BRIEF
Locate the string "friends" throughout the material and copy every line in which it occurs.
►
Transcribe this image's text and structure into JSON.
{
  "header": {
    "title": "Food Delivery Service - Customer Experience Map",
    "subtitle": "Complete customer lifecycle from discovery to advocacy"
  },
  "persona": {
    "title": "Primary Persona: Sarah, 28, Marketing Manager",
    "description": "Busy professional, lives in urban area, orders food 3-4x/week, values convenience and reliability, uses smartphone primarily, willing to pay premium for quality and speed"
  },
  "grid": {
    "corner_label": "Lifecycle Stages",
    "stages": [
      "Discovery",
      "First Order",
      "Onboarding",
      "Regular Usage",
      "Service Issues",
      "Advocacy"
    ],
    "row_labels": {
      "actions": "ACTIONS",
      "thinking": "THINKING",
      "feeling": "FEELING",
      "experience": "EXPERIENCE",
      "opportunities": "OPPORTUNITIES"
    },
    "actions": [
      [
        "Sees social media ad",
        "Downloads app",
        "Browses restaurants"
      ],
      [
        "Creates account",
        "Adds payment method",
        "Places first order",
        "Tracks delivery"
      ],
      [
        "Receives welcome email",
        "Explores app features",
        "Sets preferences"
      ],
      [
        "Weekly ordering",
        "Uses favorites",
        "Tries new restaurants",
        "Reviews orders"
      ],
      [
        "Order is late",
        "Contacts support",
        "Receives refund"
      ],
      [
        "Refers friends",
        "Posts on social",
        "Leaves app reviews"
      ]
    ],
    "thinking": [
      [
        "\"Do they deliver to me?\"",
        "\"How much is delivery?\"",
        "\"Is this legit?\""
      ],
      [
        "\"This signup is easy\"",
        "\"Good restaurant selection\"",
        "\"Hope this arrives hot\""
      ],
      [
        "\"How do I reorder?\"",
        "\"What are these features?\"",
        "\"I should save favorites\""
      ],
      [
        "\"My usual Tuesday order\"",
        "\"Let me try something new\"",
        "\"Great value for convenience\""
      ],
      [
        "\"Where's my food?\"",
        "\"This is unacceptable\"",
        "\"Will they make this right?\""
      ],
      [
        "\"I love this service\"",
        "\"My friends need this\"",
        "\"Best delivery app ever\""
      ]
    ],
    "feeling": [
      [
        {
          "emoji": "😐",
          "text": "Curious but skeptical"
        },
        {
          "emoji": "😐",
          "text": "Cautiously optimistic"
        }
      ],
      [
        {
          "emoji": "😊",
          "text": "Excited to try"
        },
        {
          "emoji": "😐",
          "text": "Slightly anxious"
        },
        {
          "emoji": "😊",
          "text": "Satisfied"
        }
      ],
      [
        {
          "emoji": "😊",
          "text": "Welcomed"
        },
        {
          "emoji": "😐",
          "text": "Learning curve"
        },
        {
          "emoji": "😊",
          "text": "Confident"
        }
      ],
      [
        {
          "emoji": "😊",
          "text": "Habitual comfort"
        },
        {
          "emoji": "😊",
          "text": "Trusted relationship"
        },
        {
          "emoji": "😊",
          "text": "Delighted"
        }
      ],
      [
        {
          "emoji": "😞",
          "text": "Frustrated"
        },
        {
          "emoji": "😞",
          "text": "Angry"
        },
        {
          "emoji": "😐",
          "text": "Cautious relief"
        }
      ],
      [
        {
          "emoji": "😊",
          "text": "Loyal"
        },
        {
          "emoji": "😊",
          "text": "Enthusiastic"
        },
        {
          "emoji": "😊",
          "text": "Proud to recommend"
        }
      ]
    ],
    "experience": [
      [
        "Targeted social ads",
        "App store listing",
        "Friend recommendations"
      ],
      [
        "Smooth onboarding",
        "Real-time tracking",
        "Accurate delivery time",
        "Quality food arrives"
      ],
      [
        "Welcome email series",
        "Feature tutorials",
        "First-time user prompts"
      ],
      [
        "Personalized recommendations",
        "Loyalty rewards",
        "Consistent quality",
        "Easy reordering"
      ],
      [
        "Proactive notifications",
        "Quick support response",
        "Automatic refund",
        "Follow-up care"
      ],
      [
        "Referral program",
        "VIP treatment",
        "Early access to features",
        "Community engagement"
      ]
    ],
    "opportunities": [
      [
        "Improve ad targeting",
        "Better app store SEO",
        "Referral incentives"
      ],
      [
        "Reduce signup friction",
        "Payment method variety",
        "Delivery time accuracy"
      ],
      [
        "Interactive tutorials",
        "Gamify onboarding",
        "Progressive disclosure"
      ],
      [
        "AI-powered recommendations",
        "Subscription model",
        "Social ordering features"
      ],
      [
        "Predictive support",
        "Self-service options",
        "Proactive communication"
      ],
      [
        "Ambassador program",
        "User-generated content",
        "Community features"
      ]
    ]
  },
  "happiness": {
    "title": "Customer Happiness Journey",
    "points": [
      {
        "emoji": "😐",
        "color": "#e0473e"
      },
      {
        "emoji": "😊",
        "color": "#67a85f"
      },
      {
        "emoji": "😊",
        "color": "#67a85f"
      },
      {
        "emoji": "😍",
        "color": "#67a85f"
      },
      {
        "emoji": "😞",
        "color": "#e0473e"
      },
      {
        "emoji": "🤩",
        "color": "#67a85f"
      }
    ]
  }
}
◄
THE SOLUTION
        "Refers friends",
        "\"My friends need this\"",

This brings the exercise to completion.